*** SELECTED TEXT ***

= Hildburghausen II – Sonneberg II =

Electoral constituency in Thuringia, Germany

Hildburghausen II – Sonneberg II is an electoral constituency (German: Wahlkreis) represented in the Landtag of Thuringia. It elects one member via first-past-the-post voting. Under the current constituency numbering system, it is designated as constituency 20. It covers the eastern part of Hildburghausen district and the northern part of Sonneberg district.

Hildburghausen II – Sonneberg II was created for the 1994 state election. Since 2024, it has been represented by Melanie Berger of the Alternative for Germany (AfD).

==Geography==
As of the 2019 state election, Hildburghausen II – Sonneberg II covers the eastern part of Hildburghausen district and the northern part of Sonneberg district, specifically the municipalities of Auengrund, Brünn/Thür., Eisfeld, Masserberg, Schleusegrund, and Schleusingen (from Hildburghausen), and Goldisthal, Lauscha, Neuhaus am Rennweg (excluding Lichte und Piesau), and Steinach (from Sonneberg).

*** End of SELECTED TEXT ***
*** STUDY MATERIAL ***

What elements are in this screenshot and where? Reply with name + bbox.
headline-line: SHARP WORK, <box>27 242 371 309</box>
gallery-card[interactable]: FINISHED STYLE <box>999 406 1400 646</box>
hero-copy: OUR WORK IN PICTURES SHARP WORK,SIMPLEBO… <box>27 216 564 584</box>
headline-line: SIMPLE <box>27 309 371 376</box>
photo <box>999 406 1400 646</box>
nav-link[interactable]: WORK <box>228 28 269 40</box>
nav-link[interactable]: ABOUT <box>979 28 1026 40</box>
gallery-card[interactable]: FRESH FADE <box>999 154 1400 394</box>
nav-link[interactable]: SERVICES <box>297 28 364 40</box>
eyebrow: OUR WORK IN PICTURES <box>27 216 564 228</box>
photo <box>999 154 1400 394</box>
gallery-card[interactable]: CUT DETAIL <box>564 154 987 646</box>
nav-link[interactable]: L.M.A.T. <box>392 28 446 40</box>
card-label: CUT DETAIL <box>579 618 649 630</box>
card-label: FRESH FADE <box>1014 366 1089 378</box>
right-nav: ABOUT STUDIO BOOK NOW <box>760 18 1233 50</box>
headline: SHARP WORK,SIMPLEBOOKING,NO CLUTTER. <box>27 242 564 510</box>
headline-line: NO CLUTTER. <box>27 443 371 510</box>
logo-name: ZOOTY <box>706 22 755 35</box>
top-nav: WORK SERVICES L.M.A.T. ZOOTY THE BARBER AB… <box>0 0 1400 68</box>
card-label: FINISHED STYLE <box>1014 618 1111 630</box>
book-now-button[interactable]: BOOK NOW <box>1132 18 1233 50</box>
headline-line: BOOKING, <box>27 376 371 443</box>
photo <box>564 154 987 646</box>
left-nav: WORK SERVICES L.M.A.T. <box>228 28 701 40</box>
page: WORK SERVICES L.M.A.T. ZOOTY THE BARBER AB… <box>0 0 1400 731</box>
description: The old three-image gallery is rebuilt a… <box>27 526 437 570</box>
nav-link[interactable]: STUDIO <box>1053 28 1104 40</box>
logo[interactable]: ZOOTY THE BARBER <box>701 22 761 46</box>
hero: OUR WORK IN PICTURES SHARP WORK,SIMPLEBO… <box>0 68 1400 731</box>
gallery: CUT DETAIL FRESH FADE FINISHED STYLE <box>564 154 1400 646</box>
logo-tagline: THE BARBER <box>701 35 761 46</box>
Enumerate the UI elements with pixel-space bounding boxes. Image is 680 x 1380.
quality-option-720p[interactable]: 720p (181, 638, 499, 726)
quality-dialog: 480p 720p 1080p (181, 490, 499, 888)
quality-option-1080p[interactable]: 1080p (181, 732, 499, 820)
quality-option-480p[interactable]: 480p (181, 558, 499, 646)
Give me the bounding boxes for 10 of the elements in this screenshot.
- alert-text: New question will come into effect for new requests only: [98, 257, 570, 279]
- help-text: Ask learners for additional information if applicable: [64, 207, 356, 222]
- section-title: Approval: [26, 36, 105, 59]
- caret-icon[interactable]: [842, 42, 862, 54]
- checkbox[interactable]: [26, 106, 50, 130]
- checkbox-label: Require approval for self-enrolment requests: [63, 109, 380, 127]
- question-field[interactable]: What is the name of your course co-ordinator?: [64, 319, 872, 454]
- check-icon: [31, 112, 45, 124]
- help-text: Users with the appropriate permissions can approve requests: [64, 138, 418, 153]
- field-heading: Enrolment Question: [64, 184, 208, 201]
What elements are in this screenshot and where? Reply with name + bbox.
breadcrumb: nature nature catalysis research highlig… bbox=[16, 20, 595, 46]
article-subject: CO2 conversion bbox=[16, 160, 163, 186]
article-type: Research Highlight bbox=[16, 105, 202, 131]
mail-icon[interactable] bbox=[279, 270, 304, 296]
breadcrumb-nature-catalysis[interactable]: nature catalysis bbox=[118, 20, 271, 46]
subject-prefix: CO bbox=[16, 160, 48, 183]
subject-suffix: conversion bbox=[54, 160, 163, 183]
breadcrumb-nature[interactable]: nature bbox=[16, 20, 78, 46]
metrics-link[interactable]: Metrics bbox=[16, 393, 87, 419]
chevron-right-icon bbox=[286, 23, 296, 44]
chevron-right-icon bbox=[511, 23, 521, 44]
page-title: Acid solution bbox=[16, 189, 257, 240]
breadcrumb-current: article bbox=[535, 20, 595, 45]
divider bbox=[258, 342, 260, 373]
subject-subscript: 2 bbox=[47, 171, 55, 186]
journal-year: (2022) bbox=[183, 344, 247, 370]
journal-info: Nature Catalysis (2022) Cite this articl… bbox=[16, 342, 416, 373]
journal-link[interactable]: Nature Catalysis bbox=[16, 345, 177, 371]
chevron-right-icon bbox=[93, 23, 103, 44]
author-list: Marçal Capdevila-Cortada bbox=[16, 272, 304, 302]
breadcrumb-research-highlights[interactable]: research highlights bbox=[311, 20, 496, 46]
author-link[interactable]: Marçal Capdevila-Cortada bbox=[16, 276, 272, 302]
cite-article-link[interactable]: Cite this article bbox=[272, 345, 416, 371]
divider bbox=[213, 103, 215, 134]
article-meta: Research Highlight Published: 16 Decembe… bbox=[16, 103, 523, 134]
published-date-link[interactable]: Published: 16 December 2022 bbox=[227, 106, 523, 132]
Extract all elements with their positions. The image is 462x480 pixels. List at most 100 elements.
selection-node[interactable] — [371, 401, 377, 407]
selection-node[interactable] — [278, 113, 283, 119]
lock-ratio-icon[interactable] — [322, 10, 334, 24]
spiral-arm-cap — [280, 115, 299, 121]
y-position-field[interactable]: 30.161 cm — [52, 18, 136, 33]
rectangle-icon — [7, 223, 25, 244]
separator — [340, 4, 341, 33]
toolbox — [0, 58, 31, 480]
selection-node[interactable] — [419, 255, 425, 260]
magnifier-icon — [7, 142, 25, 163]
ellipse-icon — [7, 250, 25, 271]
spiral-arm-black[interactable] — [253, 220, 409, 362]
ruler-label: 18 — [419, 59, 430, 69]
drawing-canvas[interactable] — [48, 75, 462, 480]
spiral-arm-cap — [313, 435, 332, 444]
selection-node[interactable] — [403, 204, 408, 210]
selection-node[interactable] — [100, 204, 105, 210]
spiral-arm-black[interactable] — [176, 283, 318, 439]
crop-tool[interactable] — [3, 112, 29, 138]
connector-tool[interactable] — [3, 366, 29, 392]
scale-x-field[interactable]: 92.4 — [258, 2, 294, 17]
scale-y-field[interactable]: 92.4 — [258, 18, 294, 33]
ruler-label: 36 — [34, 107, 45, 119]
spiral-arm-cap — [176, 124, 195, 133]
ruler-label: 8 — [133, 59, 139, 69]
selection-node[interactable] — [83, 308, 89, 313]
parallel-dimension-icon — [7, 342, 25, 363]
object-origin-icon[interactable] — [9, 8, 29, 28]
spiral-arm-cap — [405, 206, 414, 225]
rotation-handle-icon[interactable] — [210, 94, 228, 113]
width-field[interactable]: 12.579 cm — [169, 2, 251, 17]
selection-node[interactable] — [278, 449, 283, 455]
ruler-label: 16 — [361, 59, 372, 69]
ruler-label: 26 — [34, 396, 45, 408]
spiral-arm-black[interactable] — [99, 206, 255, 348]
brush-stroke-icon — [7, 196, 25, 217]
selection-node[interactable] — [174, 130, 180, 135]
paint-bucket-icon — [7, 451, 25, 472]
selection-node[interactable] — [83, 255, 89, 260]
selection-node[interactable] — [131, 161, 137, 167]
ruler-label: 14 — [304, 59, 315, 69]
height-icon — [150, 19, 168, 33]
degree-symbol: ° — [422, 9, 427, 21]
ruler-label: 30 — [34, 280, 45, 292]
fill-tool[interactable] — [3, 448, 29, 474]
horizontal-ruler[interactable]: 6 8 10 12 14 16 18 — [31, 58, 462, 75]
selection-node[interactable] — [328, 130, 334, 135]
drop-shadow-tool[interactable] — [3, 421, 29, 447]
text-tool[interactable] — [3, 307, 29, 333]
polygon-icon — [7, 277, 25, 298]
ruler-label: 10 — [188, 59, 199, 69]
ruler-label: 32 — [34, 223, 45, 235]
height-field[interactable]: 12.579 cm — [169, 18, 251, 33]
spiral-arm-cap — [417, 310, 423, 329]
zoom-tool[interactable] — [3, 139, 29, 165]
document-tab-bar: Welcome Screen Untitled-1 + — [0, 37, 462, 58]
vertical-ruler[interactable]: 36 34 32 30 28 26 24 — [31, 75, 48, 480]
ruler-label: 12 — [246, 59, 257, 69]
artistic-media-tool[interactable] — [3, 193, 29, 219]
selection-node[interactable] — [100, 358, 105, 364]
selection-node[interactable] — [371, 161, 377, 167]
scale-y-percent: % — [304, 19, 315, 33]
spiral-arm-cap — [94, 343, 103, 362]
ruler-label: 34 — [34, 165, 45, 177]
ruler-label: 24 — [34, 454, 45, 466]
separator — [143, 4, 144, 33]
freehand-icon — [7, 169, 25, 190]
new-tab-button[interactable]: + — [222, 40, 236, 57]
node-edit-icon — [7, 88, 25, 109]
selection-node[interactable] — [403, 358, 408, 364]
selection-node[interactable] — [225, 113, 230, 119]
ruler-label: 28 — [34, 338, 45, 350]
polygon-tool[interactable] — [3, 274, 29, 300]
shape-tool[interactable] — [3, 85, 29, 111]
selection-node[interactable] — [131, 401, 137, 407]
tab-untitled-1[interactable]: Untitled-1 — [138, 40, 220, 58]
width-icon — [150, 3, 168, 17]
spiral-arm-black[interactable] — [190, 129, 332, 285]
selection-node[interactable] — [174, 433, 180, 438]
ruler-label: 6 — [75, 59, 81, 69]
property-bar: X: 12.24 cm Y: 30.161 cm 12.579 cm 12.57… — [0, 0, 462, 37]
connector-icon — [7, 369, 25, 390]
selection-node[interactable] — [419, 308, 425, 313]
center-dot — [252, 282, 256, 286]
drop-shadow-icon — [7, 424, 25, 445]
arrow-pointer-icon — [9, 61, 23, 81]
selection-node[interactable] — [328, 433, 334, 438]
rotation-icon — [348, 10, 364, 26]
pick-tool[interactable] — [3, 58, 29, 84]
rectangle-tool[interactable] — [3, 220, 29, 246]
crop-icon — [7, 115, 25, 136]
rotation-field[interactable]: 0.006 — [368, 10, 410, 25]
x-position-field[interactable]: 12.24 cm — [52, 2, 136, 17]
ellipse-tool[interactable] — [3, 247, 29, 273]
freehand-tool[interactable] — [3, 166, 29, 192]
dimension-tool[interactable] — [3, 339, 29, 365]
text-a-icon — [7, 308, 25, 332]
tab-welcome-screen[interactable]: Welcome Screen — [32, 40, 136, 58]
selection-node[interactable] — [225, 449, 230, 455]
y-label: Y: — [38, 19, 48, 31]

*** End of STUDY MATERIAL ***

Copy out the entire article on the Hildburghausen II – Sonneberg II constituency, word for word.

OUTPUT
= Hildburghausen II – Sonneberg II =

Electoral constituency in Thuringia, Germany

Hildburghausen II – Sonneberg II is an electoral constituency (German: Wahlkreis) represented in the Landtag of Thuringia. It elects one member via first-past-the-post voting. Under the current constituency numbering system, it is designated as constituency 20. It covers the eastern part of Hildburghausen district and the northern part of Sonneberg district.

Hildburghausen II – Sonneberg II was created for the 1994 state election. Since 2024, it has been represented by Melanie Berger of the Alternative for Germany (AfD).

==Geography==
As of the 2019 state election, Hildburghausen II – Sonneberg II covers the eastern part of Hildburghausen district and the northern part of Sonneberg district, specifically the municipalities of Auengrund, Brünn/Thür., Eisfeld, Masserberg, Schleusegrund, and Schleusingen (from Hildburghausen), and Goldisthal, Lauscha, Neuhaus am Rennweg (excluding Lichte und Piesau), and Steinach (from Sonneberg).